What to do —
Check each line of the listing, and copy it if it contains the word "Thuận".

+ + + + +

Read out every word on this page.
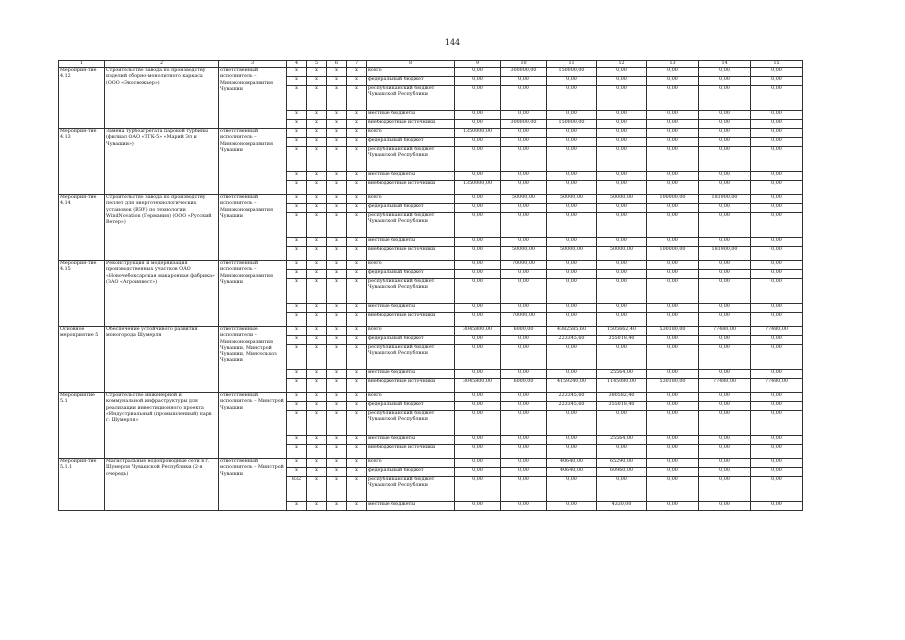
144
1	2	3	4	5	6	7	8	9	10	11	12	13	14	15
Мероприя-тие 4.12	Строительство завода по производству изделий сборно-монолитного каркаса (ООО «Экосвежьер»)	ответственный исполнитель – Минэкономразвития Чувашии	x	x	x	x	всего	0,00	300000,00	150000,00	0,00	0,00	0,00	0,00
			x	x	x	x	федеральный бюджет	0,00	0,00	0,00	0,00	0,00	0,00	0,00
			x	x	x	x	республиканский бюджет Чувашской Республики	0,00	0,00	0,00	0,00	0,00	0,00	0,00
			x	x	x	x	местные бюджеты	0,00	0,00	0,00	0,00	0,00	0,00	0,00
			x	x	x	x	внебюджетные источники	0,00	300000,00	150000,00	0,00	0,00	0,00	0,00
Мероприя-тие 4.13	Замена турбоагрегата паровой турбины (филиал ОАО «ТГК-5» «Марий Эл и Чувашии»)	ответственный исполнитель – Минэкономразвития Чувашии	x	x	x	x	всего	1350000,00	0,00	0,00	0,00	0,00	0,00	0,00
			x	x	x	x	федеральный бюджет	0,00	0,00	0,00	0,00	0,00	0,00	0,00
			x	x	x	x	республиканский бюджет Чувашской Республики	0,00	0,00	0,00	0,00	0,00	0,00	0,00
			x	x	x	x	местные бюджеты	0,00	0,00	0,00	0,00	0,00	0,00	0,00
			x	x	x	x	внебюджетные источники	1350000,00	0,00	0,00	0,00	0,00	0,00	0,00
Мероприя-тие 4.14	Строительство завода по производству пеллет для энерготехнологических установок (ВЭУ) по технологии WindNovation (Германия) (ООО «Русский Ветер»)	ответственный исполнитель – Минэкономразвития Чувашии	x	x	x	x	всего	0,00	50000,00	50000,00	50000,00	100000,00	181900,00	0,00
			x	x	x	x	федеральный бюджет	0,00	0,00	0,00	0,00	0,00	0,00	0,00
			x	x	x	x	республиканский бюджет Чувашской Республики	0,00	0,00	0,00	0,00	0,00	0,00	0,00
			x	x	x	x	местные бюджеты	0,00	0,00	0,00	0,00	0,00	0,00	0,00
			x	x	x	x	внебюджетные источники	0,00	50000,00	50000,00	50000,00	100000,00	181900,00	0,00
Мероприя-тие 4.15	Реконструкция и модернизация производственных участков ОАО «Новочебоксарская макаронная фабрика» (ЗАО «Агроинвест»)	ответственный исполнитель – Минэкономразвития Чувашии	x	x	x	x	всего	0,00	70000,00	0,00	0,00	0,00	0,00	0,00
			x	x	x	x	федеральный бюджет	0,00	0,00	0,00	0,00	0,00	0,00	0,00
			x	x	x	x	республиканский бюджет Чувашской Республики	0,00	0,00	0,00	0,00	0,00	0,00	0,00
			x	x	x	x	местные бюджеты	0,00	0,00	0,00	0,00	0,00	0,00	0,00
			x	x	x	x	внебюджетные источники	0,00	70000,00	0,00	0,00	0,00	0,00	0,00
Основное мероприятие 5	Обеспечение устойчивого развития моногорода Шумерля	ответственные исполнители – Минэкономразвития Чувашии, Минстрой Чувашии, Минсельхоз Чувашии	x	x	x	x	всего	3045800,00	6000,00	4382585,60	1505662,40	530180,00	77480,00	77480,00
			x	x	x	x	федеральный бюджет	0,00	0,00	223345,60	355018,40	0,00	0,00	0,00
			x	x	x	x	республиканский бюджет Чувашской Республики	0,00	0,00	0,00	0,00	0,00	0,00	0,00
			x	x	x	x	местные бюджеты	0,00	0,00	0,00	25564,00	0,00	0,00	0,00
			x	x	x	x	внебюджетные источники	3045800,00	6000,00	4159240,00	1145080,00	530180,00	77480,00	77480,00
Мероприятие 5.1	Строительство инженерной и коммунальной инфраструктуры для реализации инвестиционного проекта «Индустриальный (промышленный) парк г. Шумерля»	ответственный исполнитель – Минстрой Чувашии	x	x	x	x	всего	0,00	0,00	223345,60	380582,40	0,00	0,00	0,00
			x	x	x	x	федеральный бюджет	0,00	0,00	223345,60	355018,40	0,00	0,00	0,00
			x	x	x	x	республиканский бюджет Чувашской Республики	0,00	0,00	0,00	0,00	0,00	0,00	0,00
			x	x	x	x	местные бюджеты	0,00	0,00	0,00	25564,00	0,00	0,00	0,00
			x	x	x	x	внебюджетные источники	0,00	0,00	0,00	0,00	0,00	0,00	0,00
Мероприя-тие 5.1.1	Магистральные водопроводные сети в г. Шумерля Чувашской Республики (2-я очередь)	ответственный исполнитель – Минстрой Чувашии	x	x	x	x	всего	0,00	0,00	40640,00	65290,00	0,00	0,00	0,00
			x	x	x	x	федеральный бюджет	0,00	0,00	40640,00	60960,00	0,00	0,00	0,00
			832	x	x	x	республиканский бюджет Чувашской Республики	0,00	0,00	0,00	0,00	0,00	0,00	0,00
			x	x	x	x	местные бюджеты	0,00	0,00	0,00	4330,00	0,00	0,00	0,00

+ + + + +

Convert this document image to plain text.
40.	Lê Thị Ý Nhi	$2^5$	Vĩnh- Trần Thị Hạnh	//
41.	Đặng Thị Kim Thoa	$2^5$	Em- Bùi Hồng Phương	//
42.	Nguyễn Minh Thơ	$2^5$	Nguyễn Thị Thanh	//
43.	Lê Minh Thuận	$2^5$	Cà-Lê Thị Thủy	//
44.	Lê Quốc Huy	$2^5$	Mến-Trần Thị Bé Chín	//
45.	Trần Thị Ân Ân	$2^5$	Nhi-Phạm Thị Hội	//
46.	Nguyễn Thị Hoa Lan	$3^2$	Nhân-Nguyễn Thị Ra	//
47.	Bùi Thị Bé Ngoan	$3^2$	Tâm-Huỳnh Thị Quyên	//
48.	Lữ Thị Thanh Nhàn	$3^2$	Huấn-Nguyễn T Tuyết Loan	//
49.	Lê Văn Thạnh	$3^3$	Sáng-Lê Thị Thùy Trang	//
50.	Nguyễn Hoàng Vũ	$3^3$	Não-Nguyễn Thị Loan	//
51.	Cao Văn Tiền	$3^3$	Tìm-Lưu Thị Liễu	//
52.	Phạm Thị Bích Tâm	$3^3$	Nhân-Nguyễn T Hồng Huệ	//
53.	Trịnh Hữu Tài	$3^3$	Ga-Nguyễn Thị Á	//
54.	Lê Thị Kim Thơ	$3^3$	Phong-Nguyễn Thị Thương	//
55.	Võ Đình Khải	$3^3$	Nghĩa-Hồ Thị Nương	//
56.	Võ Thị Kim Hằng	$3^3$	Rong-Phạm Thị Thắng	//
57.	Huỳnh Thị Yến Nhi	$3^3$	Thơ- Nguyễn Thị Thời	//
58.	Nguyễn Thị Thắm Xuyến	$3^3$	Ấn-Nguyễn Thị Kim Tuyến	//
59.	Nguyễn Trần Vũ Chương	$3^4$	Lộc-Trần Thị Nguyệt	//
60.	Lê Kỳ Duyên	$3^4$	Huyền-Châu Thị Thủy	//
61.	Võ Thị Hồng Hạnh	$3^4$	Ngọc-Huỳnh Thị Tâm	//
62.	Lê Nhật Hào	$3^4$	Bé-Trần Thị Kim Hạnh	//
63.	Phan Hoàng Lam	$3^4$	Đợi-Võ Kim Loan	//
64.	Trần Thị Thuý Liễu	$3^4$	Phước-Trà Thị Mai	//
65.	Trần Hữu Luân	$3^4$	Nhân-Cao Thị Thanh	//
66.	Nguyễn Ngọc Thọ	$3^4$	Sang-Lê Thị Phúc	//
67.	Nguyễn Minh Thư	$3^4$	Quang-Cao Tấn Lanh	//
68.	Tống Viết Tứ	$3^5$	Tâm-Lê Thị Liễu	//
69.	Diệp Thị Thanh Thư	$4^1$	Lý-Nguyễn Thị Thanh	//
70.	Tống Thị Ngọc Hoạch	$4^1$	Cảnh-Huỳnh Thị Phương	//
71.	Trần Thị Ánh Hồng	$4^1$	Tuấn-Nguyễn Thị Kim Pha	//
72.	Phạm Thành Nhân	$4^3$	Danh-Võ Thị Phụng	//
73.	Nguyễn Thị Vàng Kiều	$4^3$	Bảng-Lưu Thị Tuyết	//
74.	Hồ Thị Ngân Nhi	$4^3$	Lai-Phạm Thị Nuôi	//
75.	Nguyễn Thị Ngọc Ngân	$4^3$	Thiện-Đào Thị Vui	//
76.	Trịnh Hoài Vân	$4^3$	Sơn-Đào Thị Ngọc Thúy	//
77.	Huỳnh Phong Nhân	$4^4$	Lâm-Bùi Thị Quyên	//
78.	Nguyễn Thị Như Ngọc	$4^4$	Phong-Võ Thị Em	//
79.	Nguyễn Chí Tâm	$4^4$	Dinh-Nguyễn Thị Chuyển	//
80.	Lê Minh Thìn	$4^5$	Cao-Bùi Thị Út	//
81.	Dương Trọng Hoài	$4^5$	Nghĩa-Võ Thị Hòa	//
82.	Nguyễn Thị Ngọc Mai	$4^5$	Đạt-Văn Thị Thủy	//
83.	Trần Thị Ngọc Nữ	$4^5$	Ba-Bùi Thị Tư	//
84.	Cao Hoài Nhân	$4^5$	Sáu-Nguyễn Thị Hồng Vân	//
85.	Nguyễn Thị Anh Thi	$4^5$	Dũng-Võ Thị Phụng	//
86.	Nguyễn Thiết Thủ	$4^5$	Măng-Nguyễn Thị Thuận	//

+ + + + +

The output —
43.	Lê Minh Thuận	$2^5$	Cà-Lê Thị Thủy	//
86.	Nguyễn Thiết Thủ	$4^5$	Măng-Nguyễn Thị Thuận	//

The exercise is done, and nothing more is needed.